(What you should do) Copy all lines in which the word "ylabel" can be found.

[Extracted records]
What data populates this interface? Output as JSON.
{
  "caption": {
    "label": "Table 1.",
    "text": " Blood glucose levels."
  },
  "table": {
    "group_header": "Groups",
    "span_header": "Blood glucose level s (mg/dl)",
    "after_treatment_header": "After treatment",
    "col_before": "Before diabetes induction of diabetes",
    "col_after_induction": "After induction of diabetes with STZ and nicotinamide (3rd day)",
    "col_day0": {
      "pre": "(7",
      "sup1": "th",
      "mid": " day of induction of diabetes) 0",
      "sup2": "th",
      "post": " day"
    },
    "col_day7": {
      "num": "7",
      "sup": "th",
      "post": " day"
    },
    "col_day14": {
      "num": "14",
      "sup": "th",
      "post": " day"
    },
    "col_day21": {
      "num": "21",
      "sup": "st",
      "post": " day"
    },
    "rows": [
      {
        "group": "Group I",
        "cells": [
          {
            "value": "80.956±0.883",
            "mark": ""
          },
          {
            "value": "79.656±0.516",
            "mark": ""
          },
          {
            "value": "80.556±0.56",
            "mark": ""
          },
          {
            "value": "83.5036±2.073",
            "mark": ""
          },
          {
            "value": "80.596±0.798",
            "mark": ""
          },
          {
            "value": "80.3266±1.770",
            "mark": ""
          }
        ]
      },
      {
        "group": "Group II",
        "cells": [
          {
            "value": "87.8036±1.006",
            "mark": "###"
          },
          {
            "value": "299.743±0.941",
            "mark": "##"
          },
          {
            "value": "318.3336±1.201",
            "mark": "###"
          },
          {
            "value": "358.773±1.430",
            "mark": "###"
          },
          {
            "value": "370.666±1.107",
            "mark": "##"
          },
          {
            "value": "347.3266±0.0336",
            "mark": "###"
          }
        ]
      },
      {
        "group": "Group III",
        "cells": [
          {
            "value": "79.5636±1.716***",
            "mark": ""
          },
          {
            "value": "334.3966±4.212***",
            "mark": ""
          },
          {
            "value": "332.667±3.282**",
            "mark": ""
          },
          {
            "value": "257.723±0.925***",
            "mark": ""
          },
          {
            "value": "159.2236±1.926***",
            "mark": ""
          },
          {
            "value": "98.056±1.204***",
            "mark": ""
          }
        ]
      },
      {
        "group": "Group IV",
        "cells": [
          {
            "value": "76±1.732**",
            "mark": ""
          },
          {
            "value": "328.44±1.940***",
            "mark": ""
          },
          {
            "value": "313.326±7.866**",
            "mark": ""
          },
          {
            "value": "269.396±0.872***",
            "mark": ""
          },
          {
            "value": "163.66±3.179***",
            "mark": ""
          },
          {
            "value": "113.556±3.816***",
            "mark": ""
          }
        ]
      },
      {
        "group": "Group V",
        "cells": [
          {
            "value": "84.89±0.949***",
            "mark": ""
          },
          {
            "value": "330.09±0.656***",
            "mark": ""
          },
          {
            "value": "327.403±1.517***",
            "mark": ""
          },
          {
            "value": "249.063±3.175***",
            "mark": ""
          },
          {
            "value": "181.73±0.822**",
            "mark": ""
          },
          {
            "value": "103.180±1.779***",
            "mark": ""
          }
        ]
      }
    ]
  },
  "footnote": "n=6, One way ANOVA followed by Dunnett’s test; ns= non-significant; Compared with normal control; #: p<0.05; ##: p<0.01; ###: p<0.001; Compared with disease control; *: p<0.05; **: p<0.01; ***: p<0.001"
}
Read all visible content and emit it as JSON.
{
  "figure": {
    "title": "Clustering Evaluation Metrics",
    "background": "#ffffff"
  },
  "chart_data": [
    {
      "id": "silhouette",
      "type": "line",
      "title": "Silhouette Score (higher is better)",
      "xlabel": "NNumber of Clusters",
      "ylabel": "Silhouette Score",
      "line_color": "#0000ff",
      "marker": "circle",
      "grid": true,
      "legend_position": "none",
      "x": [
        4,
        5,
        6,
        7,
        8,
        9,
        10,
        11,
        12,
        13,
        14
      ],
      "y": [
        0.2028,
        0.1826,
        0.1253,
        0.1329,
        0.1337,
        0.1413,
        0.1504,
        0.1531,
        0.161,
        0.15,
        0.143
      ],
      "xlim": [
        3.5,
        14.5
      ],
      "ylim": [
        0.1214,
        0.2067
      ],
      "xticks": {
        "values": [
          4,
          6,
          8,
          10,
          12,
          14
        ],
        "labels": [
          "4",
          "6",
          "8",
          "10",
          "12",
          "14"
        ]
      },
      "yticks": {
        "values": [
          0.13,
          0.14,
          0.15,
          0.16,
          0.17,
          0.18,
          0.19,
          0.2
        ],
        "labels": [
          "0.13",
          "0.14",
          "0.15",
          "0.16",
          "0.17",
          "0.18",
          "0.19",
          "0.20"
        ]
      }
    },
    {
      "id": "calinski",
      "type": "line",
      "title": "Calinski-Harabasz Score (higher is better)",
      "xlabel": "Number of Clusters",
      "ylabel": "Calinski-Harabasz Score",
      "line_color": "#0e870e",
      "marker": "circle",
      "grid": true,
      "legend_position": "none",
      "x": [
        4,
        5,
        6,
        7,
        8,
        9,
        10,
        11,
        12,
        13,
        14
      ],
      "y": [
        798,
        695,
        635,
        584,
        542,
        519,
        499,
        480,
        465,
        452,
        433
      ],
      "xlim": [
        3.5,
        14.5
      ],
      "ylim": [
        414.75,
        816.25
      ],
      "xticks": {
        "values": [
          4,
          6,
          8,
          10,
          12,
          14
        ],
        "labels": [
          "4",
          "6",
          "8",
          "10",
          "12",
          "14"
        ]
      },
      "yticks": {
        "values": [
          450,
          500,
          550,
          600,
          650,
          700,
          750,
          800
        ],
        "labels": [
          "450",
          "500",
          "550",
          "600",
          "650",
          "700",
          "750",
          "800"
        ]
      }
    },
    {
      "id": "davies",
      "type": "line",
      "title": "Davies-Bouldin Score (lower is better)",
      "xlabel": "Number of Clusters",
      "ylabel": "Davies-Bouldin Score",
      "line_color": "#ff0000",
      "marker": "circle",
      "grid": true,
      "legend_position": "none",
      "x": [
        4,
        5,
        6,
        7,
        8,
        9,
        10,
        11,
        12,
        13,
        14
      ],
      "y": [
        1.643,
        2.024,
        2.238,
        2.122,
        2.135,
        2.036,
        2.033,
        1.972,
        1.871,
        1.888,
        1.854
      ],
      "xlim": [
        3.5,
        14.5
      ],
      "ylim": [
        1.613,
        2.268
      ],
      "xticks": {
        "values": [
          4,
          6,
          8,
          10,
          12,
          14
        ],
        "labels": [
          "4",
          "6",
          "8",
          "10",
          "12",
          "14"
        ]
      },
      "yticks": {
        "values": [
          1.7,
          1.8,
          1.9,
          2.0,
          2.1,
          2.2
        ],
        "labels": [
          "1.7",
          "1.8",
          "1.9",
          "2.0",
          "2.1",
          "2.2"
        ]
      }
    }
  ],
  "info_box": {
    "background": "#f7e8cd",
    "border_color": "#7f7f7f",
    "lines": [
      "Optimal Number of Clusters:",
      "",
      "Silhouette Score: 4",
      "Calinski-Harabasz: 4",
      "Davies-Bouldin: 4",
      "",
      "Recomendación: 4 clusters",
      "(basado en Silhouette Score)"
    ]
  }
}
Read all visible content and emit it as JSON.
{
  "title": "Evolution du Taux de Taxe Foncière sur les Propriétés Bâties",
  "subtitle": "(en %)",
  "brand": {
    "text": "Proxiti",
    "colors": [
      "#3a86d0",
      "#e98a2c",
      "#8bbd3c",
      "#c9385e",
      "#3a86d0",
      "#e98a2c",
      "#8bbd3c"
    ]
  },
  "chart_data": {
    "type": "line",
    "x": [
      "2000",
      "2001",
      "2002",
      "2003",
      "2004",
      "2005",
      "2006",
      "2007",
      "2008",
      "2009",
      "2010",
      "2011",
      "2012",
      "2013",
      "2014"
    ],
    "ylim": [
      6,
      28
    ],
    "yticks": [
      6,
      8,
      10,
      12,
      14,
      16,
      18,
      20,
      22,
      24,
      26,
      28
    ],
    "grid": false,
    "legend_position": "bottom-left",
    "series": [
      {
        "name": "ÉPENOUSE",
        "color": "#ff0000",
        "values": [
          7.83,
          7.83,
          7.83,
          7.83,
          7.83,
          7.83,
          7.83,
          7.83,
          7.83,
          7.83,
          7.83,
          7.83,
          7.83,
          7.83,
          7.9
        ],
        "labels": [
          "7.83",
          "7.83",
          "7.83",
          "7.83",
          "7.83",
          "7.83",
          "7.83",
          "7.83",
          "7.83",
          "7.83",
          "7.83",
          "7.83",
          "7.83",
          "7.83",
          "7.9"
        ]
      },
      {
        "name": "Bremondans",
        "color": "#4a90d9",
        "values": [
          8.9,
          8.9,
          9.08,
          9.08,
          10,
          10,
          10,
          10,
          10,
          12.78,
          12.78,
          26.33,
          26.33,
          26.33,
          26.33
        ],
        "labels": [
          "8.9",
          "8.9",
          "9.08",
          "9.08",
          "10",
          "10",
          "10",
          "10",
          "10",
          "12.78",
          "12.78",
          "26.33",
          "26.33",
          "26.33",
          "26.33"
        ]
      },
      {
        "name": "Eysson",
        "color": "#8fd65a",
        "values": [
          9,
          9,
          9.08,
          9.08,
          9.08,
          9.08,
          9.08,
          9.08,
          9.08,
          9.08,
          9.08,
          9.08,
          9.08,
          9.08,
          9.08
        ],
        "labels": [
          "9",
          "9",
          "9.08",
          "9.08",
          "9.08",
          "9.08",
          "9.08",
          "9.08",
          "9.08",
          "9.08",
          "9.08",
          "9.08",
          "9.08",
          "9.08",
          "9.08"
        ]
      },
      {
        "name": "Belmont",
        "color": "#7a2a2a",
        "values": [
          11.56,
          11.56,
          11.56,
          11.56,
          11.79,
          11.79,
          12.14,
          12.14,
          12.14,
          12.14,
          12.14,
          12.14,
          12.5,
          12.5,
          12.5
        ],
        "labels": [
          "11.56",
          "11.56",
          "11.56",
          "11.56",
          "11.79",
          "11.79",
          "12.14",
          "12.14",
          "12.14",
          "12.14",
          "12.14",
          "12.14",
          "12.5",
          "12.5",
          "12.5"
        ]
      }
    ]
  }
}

(Answer to this problem)
      "ylabel": "Silhouette Score",
      "ylabel": "Calinski-Harabasz Score",
      "ylabel": "Davies-Bouldin Score",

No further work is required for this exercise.